GOAL:
Work out how many lines of the data hold the string "this", and reply with that number alone.
-- Begin STORED RECORDS --
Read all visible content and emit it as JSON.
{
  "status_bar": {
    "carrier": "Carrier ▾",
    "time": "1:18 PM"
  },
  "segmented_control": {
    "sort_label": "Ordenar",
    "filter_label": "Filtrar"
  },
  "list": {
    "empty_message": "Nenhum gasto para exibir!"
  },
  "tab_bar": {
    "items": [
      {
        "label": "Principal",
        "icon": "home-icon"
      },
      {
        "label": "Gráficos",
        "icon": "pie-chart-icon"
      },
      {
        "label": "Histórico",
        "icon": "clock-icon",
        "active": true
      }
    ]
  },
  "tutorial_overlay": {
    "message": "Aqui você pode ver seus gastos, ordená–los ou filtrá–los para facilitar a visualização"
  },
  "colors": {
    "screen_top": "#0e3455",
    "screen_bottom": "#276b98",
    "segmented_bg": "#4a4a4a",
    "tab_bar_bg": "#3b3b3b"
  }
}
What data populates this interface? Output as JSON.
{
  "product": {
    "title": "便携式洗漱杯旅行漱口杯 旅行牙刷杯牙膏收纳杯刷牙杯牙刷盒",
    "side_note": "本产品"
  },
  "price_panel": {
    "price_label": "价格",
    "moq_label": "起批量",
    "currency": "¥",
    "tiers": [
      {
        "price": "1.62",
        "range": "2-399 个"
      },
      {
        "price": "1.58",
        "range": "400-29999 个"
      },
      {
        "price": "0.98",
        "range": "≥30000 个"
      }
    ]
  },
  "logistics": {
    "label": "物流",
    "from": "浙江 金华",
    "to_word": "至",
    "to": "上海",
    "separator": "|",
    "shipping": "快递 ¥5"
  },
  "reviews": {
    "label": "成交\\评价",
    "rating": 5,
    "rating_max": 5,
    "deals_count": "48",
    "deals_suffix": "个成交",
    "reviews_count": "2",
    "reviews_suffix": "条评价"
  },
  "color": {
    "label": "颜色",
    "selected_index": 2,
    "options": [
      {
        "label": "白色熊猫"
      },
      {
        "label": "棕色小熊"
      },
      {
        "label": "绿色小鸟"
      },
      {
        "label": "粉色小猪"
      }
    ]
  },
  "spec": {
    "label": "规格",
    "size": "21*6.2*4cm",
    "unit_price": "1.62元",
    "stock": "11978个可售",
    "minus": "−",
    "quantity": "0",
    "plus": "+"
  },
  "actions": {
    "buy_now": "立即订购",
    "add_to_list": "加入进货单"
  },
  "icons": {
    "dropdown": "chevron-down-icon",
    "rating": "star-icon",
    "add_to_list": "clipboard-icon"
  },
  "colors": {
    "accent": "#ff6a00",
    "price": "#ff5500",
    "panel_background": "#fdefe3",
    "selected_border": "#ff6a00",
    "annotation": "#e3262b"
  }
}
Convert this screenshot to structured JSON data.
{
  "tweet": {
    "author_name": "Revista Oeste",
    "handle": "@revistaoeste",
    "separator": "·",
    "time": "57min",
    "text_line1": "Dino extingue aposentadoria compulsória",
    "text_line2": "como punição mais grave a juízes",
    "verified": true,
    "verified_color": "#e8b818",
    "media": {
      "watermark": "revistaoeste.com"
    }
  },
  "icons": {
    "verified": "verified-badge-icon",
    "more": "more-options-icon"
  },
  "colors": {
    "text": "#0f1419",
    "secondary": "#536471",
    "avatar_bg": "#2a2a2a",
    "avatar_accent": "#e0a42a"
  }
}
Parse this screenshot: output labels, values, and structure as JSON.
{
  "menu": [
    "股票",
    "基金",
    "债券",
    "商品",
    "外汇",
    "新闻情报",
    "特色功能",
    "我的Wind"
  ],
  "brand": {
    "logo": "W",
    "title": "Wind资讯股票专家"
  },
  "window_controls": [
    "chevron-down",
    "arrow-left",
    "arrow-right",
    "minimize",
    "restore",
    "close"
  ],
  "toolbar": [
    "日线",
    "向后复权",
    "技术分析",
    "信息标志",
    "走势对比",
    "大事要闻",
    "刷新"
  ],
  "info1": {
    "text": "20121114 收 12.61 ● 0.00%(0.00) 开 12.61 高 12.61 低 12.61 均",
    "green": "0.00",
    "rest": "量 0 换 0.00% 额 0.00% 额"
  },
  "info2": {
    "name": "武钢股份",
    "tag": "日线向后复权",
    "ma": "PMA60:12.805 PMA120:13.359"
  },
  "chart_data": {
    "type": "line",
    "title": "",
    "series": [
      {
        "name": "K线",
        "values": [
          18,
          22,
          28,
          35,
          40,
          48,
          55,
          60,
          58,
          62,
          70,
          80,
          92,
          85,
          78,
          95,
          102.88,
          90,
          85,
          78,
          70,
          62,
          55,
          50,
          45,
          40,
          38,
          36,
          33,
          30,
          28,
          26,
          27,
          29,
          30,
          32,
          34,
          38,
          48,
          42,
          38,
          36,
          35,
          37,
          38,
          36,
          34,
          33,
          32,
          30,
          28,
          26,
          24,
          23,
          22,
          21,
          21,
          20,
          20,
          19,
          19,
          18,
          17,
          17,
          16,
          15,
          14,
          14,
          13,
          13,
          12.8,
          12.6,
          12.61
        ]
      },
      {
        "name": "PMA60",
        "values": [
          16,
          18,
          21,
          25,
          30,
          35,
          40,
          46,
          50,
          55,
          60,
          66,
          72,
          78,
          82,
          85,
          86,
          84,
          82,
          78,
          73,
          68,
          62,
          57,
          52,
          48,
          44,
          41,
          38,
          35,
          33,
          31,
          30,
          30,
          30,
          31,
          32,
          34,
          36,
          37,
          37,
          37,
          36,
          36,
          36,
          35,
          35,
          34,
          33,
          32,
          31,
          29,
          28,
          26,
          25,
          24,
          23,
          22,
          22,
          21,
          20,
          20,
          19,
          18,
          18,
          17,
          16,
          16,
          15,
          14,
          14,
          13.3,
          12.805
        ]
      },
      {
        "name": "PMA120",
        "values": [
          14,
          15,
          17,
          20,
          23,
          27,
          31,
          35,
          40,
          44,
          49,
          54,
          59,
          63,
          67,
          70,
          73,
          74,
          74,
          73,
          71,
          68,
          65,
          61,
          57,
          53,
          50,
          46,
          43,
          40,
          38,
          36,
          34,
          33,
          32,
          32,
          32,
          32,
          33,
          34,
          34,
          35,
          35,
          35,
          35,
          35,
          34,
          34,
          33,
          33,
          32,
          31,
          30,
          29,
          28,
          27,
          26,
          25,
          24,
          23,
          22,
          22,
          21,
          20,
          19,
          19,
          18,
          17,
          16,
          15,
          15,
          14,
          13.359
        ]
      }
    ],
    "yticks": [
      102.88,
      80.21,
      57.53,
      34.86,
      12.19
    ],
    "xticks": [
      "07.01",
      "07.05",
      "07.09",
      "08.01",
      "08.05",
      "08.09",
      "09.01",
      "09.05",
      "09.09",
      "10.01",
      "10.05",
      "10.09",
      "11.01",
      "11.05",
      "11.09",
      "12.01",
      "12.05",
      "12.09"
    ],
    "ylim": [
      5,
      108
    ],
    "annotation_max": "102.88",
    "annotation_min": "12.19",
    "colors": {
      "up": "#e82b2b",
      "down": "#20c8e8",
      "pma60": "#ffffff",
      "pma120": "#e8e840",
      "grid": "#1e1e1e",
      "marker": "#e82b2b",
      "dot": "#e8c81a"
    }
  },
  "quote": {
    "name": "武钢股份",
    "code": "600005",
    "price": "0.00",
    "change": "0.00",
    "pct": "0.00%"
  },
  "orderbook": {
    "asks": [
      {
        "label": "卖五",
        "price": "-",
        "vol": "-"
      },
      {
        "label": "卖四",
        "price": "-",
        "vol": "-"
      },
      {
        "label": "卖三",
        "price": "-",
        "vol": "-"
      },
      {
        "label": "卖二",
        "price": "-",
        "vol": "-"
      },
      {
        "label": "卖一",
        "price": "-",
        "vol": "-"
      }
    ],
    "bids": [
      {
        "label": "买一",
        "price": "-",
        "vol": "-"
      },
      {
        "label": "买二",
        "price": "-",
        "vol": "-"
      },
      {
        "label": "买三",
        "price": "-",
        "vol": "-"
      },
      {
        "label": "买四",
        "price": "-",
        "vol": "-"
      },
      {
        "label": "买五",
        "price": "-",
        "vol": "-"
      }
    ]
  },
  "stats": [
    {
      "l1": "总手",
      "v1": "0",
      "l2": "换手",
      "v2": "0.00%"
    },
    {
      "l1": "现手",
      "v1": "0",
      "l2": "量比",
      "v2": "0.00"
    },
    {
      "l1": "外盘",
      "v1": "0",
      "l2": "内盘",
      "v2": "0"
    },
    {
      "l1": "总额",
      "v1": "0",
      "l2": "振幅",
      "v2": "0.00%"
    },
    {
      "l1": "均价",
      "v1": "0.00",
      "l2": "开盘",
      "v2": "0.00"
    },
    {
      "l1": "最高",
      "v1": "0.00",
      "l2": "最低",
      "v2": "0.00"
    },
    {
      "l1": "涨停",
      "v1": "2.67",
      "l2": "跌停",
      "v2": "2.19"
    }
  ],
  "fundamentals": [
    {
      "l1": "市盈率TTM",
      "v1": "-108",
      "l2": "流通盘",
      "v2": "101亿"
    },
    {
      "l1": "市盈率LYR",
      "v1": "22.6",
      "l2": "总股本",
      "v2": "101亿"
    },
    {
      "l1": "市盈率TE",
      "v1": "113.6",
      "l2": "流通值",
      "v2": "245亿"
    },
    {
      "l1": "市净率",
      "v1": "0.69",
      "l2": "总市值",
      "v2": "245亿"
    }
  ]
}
-- End STORED RECORDS --
RESPONSE:
3